→ SECCIÓN DE TEXTO:
El error consiste en que se toman los dos principios, que animan los dos diversos ideales y rigen los
dos sistemas diversos, el de la libertad y el de la igualdad, y colocándolos en el mismo nivel se
procura vencer al uno con el otro, de poner en fuga al uno por el otro. Ahora bien, ni los dos
principios están en el mismo nivel, ni el uno podrá jamás suplantar al otro. La humanidad tiene sed
de igualdad, que es lo que se llama justicia; y el esfuerzo de igualar y de afirmar siempre con mayor
firmeza la justicia es la labor incesante de la legislación y de la civilización. Pero la humanidad no
tiene menos necesidad de la desigualdad, de diversidad en las actitudes, de diferenciaciones
sociales, de jerarquía en los valores y de jerarquía en lo social, del individuo que acepta lo existente
y del que no lo acepta, y que lo torna a poner en movimiento, del contraste entre conservadores y
revolucionarios en todos los campos, desde el del pensamiento hasta el de la política, de todas las
115
cosas, en suma, que forman la historia, y que se reflejan en la concepción liberal, histórica en grado
sumo. Dicha historia, sin duda alguna, no está en el mismo nivel, sino más arriba de la necesidad de
igualdad, a la que satisface vez por vez, como puede, como le conviene para sus propios fines de
enaltecer a la humanidad, y siempre más ampliamente, pero siempre limitadamente, porque no se
puede pensar que esa necesidad pueda ser plenamente actuada, sin pensar, cosa absurda, que con
ello la vida se detendría, ni vendría a sustituirla el ansiado mecanismo de los iguales, que es una
abstracción, y no una posibilidad.
¿Por qué escribí esta notícula? Por la vana esperanza de obtener que la “igualdad” y la “libertad” no
sean, como se suele hacer, ni paralizadas ni contrapuestas y sí concebidas en sus necesarias
relaciones funcionales, y que los unos cesen de negar la idea de la libertad y los otros la de la
igualdad. Digo vanas esperanzas, porque los razonadores de oído, dominados por las pasiones y la
imaginación, forman legión; mientras que los espíritus sutiles, los intelectos críticos, las mentes
comprensivas, son pocos. Pero en cualquier caso es conveniente que estos pocos tengan bien
presente y claro en qué consiste el error, entre ingenuo y sofístico, que ha seguido su curso en los
siglos, y que ahora parece haber ascendido a los honores máximos.

→ FILAS:
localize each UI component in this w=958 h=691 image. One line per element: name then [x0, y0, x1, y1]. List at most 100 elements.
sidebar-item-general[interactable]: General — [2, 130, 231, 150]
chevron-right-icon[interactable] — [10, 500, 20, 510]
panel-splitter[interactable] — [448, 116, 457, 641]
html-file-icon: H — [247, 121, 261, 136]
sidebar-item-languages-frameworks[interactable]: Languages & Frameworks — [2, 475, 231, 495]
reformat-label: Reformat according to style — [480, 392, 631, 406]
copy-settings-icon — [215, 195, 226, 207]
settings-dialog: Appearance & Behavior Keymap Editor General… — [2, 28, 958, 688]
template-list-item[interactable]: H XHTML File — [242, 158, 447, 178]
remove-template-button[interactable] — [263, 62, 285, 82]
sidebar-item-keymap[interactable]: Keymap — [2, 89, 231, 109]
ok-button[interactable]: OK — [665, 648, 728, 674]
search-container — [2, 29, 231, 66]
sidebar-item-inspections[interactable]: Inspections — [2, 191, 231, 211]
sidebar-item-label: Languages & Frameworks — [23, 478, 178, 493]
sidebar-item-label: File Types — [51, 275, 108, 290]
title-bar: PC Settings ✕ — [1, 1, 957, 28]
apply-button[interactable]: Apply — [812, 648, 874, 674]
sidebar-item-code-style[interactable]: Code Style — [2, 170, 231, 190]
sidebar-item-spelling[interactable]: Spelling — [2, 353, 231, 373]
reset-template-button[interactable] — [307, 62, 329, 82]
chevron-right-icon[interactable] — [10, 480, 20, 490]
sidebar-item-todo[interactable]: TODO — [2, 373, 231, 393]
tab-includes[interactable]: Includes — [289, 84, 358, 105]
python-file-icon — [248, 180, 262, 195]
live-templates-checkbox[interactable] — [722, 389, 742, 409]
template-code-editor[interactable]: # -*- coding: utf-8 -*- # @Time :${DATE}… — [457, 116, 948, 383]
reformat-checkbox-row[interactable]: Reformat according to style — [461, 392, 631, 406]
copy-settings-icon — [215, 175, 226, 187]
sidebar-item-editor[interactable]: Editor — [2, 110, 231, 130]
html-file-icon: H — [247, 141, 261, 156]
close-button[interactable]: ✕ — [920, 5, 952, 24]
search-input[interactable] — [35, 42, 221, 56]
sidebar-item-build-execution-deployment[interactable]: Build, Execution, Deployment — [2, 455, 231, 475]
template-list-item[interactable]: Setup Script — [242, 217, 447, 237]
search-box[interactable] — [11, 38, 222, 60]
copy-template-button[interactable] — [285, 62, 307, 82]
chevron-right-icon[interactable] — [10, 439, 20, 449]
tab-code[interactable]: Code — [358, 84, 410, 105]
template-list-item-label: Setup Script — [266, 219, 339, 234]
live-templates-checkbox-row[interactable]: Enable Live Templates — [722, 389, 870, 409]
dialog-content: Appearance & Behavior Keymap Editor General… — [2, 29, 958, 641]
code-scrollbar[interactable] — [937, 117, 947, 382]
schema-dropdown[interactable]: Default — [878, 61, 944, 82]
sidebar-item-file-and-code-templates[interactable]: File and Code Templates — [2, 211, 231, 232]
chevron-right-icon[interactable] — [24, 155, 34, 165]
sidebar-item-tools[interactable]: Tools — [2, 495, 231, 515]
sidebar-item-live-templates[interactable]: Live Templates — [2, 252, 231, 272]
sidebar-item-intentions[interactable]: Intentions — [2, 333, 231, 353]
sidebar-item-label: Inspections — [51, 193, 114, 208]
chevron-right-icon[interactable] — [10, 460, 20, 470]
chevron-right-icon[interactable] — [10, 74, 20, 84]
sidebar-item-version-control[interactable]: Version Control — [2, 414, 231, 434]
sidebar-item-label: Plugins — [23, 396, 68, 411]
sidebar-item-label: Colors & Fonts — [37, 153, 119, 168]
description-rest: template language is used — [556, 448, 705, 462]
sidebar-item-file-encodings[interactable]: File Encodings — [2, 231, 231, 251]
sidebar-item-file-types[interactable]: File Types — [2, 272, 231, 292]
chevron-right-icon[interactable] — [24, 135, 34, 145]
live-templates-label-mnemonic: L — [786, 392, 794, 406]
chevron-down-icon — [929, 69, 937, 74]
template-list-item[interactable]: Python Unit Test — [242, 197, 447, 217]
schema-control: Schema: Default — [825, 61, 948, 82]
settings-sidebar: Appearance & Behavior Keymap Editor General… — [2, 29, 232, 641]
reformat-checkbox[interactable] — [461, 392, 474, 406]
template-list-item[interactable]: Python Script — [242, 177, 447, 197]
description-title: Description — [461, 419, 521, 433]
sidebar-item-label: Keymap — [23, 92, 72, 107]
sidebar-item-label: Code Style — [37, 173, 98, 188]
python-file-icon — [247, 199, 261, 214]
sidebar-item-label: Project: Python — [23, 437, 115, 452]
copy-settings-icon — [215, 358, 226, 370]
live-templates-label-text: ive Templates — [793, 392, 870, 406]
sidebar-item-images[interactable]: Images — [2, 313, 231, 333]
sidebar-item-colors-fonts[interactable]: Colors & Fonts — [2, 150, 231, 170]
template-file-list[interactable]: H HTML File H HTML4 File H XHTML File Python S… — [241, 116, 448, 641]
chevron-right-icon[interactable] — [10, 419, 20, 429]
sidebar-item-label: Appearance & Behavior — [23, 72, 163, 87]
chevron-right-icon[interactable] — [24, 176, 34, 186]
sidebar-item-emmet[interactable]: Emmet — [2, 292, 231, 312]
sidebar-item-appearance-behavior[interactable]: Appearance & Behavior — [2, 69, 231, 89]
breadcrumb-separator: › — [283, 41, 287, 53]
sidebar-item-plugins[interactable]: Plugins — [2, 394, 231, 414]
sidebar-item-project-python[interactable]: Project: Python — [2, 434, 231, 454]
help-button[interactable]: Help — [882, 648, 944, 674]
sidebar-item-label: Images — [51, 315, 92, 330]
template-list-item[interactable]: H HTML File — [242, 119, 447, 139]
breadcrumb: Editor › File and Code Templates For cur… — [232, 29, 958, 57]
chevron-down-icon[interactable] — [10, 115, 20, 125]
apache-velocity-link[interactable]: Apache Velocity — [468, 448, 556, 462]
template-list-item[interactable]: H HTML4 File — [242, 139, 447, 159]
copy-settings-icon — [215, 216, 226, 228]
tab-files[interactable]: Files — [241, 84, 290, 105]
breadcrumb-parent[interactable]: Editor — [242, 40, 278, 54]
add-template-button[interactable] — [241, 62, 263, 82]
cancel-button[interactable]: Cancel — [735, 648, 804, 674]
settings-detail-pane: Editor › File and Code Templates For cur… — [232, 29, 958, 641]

→ INSTRUCCIONES: Escribe lo que sigue en el texto sobre la libertad y la igualdad, a partir de su última oración. Las líneas no hacen falta para resolver nada.

→ RESULTADO:
2. ACERCA DEL CARÁCTER NO TEORÉTICO DEL MARXISMO
Barbusse (Lénine et la philosophie, en La Commune, de París, “Revue de l’Association des
écrivains et des artistes revolutionnaires”, mai 1936, p. 1041-55) habla harto respetuosamente de la
filosofía de Lenin y de los vastos estudios realizados en torno a esta disciplina por el jefe de la
revolución rusa. Baste decir –nos informa el autor– que, antes de partir para el destierro, cuando se
encontraba aún en Rusia, Lenin poseía libros de Spinoza, Helvetius, Kant, Fichte, Schelling, Hegel,
Feuerbach, Plejanov: “Ouvrages –agrega un tanto cándidamente– dont la plupart seraient
aujourd’hui même dífficiles à trouver dans un pays occidental (!), et que certainement étaient des
raretés (?) dans la Russie de 1900” (p. 1024).
Sin embargo, cuando pasa a exponer la filosofía del autor cuya importancia quiere demostrar,
Barbusse no puede hacer más que transcribir proposiciones que Lenin, a su vez, transcribiera de
Marx y de Engels, como la siguiente: “Hegel había erigido las ideas a principio de explicación,
invirtiendo el proceso real, por cuanto las ideas no son sino la transposición y traducción del mundo
material en el espíritu humano” (p. 1044); o esta otra: “El viejo materialismo de Büchner, Vogt y
Moleschott pretendía interpretar el mundo, mientras que de lo que se trata es de cambiarlo” (p.
1045) ; y otras por el estilo. Y cuando elogia la grandiosa empresa de Lenin en el sentido de haber
combatido el empirocriticismo de Ernst Mach, o sea la nueva lógica de las ciencias naturales (p.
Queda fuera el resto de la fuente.